**Raw data**
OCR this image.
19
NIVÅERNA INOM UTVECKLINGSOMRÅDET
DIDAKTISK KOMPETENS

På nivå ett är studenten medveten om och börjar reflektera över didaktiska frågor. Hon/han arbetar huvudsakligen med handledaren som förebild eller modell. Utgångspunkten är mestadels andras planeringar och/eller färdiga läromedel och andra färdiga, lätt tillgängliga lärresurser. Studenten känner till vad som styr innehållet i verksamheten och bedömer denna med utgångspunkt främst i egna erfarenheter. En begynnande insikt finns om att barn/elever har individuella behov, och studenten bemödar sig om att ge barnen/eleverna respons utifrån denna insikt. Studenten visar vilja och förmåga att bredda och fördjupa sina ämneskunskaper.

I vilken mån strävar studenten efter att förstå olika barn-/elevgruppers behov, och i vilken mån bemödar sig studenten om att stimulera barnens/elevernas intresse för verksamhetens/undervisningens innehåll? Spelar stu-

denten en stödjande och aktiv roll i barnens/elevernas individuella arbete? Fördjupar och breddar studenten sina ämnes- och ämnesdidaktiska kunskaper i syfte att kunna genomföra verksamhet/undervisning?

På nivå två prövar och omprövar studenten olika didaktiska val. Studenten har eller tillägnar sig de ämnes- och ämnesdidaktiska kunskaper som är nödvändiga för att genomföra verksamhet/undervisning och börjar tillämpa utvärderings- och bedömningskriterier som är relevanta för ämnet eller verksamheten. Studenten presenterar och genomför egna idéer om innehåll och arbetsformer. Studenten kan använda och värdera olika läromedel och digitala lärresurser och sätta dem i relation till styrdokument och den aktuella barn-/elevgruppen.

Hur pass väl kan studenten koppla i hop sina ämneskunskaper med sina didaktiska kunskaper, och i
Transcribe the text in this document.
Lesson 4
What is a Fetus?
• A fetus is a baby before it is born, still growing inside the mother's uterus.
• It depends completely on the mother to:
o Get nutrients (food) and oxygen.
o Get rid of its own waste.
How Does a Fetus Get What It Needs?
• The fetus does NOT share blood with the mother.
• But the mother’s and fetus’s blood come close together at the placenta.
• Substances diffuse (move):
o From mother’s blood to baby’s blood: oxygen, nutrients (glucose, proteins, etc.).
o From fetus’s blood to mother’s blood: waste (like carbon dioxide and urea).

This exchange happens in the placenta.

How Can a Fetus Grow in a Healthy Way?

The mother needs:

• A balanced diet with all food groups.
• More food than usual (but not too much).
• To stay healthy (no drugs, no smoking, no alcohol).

**Exercise**
In the listing above, find each line where "with" occurs and copy it.

**Exercise output**
• The fetus does NOT share blood with the mother.
• A balanced diet with all food groups.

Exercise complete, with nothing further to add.